_Written exercise:_ State how many lines of the records contain the string "Unmatched", matching case exactly, and give only that number.
>>>
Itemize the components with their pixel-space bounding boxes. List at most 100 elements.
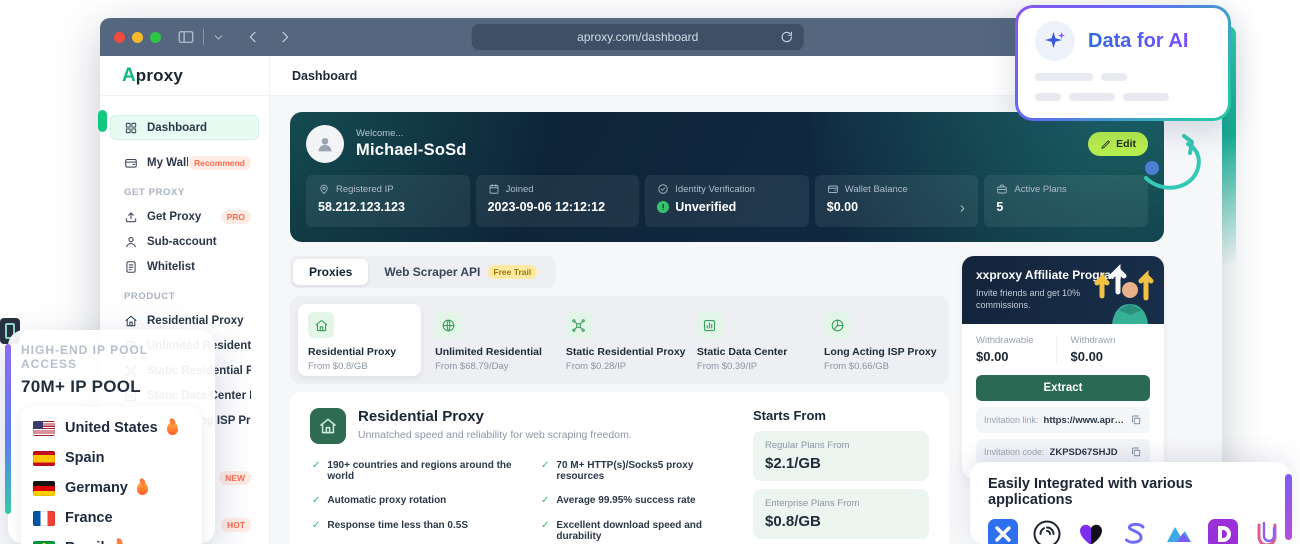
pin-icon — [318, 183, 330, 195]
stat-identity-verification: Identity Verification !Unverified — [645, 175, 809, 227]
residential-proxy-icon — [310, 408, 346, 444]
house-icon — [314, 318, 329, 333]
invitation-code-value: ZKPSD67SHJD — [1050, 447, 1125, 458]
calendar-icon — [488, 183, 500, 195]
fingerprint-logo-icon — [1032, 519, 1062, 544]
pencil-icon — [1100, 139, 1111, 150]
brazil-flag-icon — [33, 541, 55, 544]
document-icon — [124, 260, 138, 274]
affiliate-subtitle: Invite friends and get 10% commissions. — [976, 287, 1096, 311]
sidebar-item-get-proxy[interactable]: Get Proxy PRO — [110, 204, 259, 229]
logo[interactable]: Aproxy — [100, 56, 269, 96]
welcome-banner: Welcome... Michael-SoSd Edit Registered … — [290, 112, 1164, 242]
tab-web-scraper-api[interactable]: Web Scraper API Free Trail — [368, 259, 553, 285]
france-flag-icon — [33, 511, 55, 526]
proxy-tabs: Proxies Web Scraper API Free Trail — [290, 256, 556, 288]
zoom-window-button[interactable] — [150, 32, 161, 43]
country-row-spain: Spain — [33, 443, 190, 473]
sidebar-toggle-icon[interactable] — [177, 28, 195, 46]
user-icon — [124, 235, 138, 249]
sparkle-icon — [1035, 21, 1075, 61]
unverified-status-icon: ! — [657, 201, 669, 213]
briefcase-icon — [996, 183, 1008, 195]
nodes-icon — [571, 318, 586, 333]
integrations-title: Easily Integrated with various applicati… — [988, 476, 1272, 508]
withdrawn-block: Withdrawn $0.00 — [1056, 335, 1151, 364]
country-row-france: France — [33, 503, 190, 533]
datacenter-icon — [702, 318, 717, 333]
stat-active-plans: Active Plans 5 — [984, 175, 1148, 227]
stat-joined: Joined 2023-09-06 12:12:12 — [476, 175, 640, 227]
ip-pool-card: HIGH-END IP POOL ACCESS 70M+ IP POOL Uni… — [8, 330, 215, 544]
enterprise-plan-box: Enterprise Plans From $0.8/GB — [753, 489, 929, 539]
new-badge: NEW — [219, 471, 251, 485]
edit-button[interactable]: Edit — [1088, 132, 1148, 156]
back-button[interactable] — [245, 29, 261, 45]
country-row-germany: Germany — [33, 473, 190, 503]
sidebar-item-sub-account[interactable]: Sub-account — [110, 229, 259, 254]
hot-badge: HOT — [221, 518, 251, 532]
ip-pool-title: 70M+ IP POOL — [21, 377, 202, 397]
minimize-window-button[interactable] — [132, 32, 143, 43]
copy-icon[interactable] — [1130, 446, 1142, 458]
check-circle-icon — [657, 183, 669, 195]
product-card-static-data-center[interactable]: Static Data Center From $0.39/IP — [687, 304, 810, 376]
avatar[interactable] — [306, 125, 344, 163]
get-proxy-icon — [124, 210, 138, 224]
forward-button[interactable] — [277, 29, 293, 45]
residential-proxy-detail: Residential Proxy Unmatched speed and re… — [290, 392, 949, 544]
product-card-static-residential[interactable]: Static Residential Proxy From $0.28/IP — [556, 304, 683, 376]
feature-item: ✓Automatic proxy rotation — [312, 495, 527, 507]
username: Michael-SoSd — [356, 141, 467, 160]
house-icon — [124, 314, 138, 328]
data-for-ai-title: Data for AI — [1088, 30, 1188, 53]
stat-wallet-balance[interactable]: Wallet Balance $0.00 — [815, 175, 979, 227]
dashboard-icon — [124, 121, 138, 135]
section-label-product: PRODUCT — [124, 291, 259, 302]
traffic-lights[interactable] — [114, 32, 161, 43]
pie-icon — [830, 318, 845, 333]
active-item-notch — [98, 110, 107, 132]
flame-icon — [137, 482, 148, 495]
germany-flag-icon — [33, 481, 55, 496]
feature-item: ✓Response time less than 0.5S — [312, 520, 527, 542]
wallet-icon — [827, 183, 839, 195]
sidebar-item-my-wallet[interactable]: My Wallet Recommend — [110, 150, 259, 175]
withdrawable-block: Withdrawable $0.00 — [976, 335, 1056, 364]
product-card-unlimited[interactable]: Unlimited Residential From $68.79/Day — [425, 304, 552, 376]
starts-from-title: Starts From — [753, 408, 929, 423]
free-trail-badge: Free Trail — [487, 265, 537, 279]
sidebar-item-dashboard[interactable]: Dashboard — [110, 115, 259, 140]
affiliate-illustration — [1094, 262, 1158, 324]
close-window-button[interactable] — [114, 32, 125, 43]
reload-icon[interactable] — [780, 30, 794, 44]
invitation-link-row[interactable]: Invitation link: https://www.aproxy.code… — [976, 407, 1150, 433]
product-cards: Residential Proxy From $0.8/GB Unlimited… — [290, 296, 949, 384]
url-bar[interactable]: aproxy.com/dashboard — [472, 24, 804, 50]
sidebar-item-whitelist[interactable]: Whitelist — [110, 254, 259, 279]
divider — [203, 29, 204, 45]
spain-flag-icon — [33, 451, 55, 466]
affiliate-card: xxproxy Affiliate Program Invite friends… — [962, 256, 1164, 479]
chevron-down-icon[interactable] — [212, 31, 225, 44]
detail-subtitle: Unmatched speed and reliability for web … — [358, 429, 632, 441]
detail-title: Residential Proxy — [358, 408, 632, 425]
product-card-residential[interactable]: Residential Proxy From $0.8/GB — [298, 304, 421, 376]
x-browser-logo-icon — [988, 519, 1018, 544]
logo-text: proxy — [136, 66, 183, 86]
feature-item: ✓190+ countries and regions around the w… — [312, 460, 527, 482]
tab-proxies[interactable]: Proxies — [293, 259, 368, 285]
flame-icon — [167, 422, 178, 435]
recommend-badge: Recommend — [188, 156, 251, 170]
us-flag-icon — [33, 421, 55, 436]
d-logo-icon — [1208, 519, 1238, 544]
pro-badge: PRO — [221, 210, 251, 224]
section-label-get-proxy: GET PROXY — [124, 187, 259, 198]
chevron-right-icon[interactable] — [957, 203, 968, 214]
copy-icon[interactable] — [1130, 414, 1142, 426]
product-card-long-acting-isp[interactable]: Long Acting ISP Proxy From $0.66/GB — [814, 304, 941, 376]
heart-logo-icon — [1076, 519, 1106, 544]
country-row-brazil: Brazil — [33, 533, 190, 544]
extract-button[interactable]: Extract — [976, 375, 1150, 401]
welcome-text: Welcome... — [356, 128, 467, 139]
<<<
_The reply:_ 2